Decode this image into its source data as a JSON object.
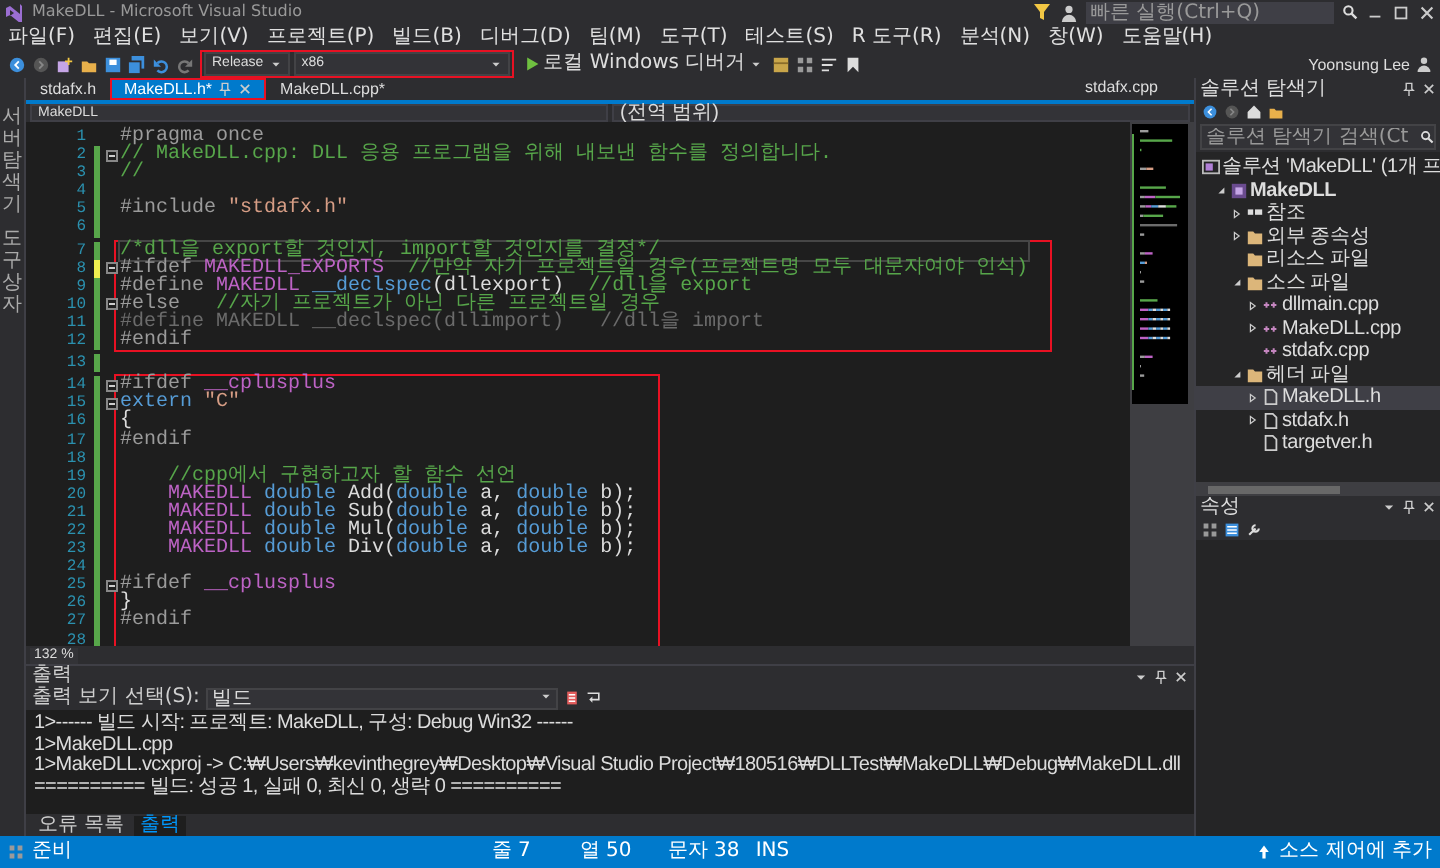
{
  "window": {
    "title": "MakeDLL - Microsoft Visual Studio",
    "quick_launch_placeholder": "빠른 실행(Ctrl+Q)"
  },
  "menu": [
    "파일(F)",
    "편집(E)",
    "보기(V)",
    "프로젝트(P)",
    "빌드(B)",
    "디버그(D)",
    "팀(M)",
    "도구(T)",
    "테스트(S)",
    "R 도구(R)",
    "분석(N)",
    "창(W)",
    "도움말(H)"
  ],
  "user": "Yoonsung Lee",
  "toolbar": {
    "configuration": "Release",
    "platform": "x86",
    "annotated": true,
    "debugger": "로컬 Windows 디버거"
  },
  "doc_tabs": [
    {
      "label": "stdafx.h",
      "selected": false,
      "annotated": false
    },
    {
      "label": "MakeDLL.h*",
      "selected": true,
      "annotated": true
    },
    {
      "label": "MakeDLL.cpp*",
      "selected": false,
      "annotated": false
    }
  ],
  "preview_tab": "stdafx.cpp",
  "nav": {
    "project": "MakeDLL",
    "scope": "(전역 범위)"
  },
  "side_tabs": [
    "서버 탐색기",
    "도구 상자"
  ],
  "code": {
    "groups": [
      {
        "boxed": false,
        "lines": [
          {
            "number": "1",
            "current": false,
            "fold": false,
            "changed": false,
            "segments": [
              {
                "kind": "pp",
                "text": "#pragma once"
              }
            ]
          },
          {
            "number": "2",
            "current": false,
            "fold": true,
            "changed": true,
            "saved": true,
            "segments": [
              {
                "kind": "comment",
                "text": "// MakeDLL.cpp: DLL 응용 프로그램을 위해 내보낸 함수를 정의합니다."
              }
            ]
          },
          {
            "number": "3",
            "current": false,
            "fold": false,
            "changed": true,
            "saved": true,
            "segments": [
              {
                "kind": "comment",
                "text": "//"
              }
            ]
          },
          {
            "number": "4",
            "current": false,
            "fold": false,
            "changed": true,
            "saved": true
          },
          {
            "number": "5",
            "current": false,
            "fold": false,
            "changed": true,
            "saved": true,
            "segments": [
              {
                "kind": "pp",
                "text": "#include "
              },
              {
                "kind": "string",
                "text": "\"stdafx.h\""
              }
            ]
          },
          {
            "number": "6",
            "current": false,
            "fold": false,
            "changed": true,
            "saved": true
          }
        ]
      },
      {
        "boxed": true,
        "lines": [
          {
            "number": "7",
            "current": true,
            "fold": false,
            "changed": true,
            "saved": true,
            "segments": [
              {
                "kind": "comment",
                "text": "/*dll을 export할 것인지, import할 것인지를 결정*/"
              }
            ]
          },
          {
            "number": "8",
            "current": false,
            "fold": true,
            "changed": true,
            "saved": false,
            "segments": [
              {
                "kind": "pp",
                "text": "#ifdef "
              },
              {
                "kind": "macro",
                "text": "MAKEDLL_EXPORTS"
              },
              {
                "kind": "comment",
                "text": "  //만약 자기 프로젝트일 경우(프로젝트명 모두 대문자여야 인식)"
              }
            ]
          },
          {
            "number": "9",
            "current": false,
            "fold": false,
            "changed": true,
            "saved": true,
            "segments": [
              {
                "kind": "pp",
                "text": "#define "
              },
              {
                "kind": "macro",
                "text": "MAKEDLL "
              },
              {
                "kind": "keyword",
                "text": "__declspec"
              },
              {
                "kind": "plain",
                "text": "(dllexport)"
              },
              {
                "kind": "comment",
                "text": "  //dll을 export"
              }
            ]
          },
          {
            "number": "10",
            "current": false,
            "fold": true,
            "changed": true,
            "saved": true,
            "segments": [
              {
                "kind": "pp",
                "text": "#else"
              },
              {
                "kind": "comment",
                "text": "   //자기 프로젝트가 아닌 다른 프로젝트일 경우"
              }
            ]
          },
          {
            "number": "11",
            "current": false,
            "fold": false,
            "changed": true,
            "saved": true,
            "segments": [
              {
                "kind": "inactive",
                "text": "#define MAKEDLL __declspec(dllimport)   //dll을 import"
              }
            ]
          },
          {
            "number": "12",
            "current": false,
            "fold": false,
            "changed": true,
            "saved": true,
            "segments": [
              {
                "kind": "pp",
                "text": "#endif"
              }
            ]
          }
        ]
      },
      {
        "boxed": false,
        "lines": [
          {
            "number": "13",
            "current": false,
            "fold": false,
            "changed": true,
            "saved": true
          }
        ]
      },
      {
        "boxed": true,
        "lines": [
          {
            "number": "14",
            "current": false,
            "fold": true,
            "changed": true,
            "saved": true,
            "segments": [
              {
                "kind": "pp",
                "text": "#ifdef "
              },
              {
                "kind": "macro",
                "text": "__cplusplus"
              }
            ]
          },
          {
            "number": "15",
            "current": false,
            "fold": true,
            "changed": true,
            "saved": true,
            "segments": [
              {
                "kind": "keyword",
                "text": "extern "
              },
              {
                "kind": "string",
                "text": "\"C\""
              }
            ]
          },
          {
            "number": "16",
            "current": false,
            "fold": false,
            "changed": true,
            "saved": true,
            "segments": [
              {
                "kind": "plain",
                "text": "{"
              }
            ]
          },
          {
            "number": "17",
            "current": false,
            "fold": false,
            "changed": true,
            "saved": true,
            "segments": [
              {
                "kind": "pp",
                "text": "#endif"
              }
            ]
          },
          {
            "number": "18",
            "current": false,
            "fold": false,
            "changed": true,
            "saved": true
          },
          {
            "number": "19",
            "current": false,
            "fold": false,
            "changed": true,
            "saved": true,
            "segments": [
              {
                "kind": "comment",
                "text": "    //cpp에서 구현하고자 할 함수 선언"
              }
            ]
          },
          {
            "number": "20",
            "current": false,
            "fold": false,
            "changed": true,
            "saved": true,
            "segments": [
              {
                "kind": "macro",
                "text": "    MAKEDLL "
              },
              {
                "kind": "keyword",
                "text": "double"
              },
              {
                "kind": "plain",
                "text": " Add("
              },
              {
                "kind": "keyword",
                "text": "double"
              },
              {
                "kind": "plain",
                "text": " a, "
              },
              {
                "kind": "keyword",
                "text": "double"
              },
              {
                "kind": "plain",
                "text": " b);"
              }
            ]
          },
          {
            "number": "21",
            "current": false,
            "fold": false,
            "changed": true,
            "saved": true,
            "segments": [
              {
                "kind": "macro",
                "text": "    MAKEDLL "
              },
              {
                "kind": "keyword",
                "text": "double"
              },
              {
                "kind": "plain",
                "text": " Sub("
              },
              {
                "kind": "keyword",
                "text": "double"
              },
              {
                "kind": "plain",
                "text": " a, "
              },
              {
                "kind": "keyword",
                "text": "double"
              },
              {
                "kind": "plain",
                "text": " b);"
              }
            ]
          },
          {
            "number": "22",
            "current": false,
            "fold": false,
            "changed": true,
            "saved": true,
            "segments": [
              {
                "kind": "macro",
                "text": "    MAKEDLL "
              },
              {
                "kind": "keyword",
                "text": "double"
              },
              {
                "kind": "plain",
                "text": " Mul("
              },
              {
                "kind": "keyword",
                "text": "double"
              },
              {
                "kind": "plain",
                "text": " a, "
              },
              {
                "kind": "keyword",
                "text": "double"
              },
              {
                "kind": "plain",
                "text": " b);"
              }
            ]
          },
          {
            "number": "23",
            "current": false,
            "fold": false,
            "changed": true,
            "saved": true,
            "segments": [
              {
                "kind": "macro",
                "text": "    MAKEDLL "
              },
              {
                "kind": "keyword",
                "text": "double"
              },
              {
                "kind": "plain",
                "text": " Div("
              },
              {
                "kind": "keyword",
                "text": "double"
              },
              {
                "kind": "plain",
                "text": " a, "
              },
              {
                "kind": "keyword",
                "text": "double"
              },
              {
                "kind": "plain",
                "text": " b);"
              }
            ]
          },
          {
            "number": "24",
            "current": false,
            "fold": false,
            "changed": true,
            "saved": true
          },
          {
            "number": "25",
            "current": false,
            "fold": true,
            "changed": true,
            "saved": true,
            "segments": [
              {
                "kind": "pp",
                "text": "#ifdef "
              },
              {
                "kind": "macro",
                "text": "__cplusplus"
              }
            ]
          },
          {
            "number": "26",
            "current": false,
            "fold": false,
            "changed": true,
            "saved": true,
            "segments": [
              {
                "kind": "plain",
                "text": "}"
              }
            ]
          },
          {
            "number": "27",
            "current": false,
            "fold": false,
            "changed": true,
            "saved": true,
            "segments": [
              {
                "kind": "pp",
                "text": "#endif"
              }
            ]
          },
          {
            "number": "28",
            "current": false,
            "fold": false,
            "changed": true,
            "saved": true
          }
        ]
      }
    ]
  },
  "zoom": "132 %",
  "output": {
    "title": "출력",
    "source_label": "출력 보기 선택(S):",
    "source": "빌드",
    "lines": [
      "1>------ 빌드 시작: 프로젝트: MakeDLL, 구성: Debug Win32 ------",
      "1>MakeDLL.cpp",
      "1>MakeDLL.vcxproj -> C:₩Users₩kevinthegrey₩Desktop₩Visual Studio Project₩180516₩DLLTest₩MakeDLL₩Debug₩MakeDLL.dll",
      "========== 빌드: 성공 1, 실패 0, 최신 0, 생략 0 =========="
    ]
  },
  "bottom_tabs": [
    {
      "label": "오류 목록",
      "selected": false
    },
    {
      "label": "출력",
      "selected": true
    }
  ],
  "status": {
    "message": "준비",
    "line": "줄 7",
    "column": "열 50",
    "char": "문자 38",
    "mode": "INS",
    "source_control": "소스 제어에 추가"
  },
  "solution_explorer": {
    "title": "솔루션 탐색기",
    "search_placeholder": "솔루션 탐색기 검색(Ct",
    "tree": [
      {
        "label": "솔루션 'MakeDLL' (1개 프",
        "kind": "solution",
        "expandable": false,
        "selected": false,
        "children": [
          {
            "label": "MakeDLL",
            "kind": "project",
            "expandable": true,
            "expanded": true,
            "selected": false,
            "children": [
              {
                "label": "참조",
                "kind": "references",
                "expandable": true,
                "expanded": false,
                "selected": false
              },
              {
                "label": "외부 종속성",
                "kind": "folder",
                "expandable": true,
                "expanded": false,
                "selected": false
              },
              {
                "label": "리소스 파일",
                "kind": "folder",
                "expandable": false,
                "selected": false
              },
              {
                "label": "소스 파일",
                "kind": "folder",
                "expandable": true,
                "expanded": true,
                "selected": false,
                "children": [
                  {
                    "label": "dllmain.cpp",
                    "kind": "cpp",
                    "expandable": true,
                    "expanded": false,
                    "selected": false
                  },
                  {
                    "label": "MakeDLL.cpp",
                    "kind": "cpp",
                    "expandable": true,
                    "expanded": false,
                    "selected": false
                  },
                  {
                    "label": "stdafx.cpp",
                    "kind": "cpp",
                    "expandable": false,
                    "selected": false
                  }
                ]
              },
              {
                "label": "헤더 파일",
                "kind": "folder",
                "expandable": true,
                "expanded": true,
                "selected": false,
                "children": [
                  {
                    "label": "MakeDLL.h",
                    "kind": "header",
                    "expandable": true,
                    "expanded": false,
                    "selected": true
                  },
                  {
                    "label": "stdafx.h",
                    "kind": "header",
                    "expandable": true,
                    "expanded": false,
                    "selected": false
                  },
                  {
                    "label": "targetver.h",
                    "kind": "header",
                    "expandable": false,
                    "selected": false
                  }
                ]
              }
            ]
          }
        ]
      }
    ]
  },
  "properties": {
    "title": "속성"
  }
}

Direction → Show the lines of the records that contain the word "annotated".

Reply to the exercise →
    "annotated": true,
      "annotated": false
      "annotated": true
      "annotated": false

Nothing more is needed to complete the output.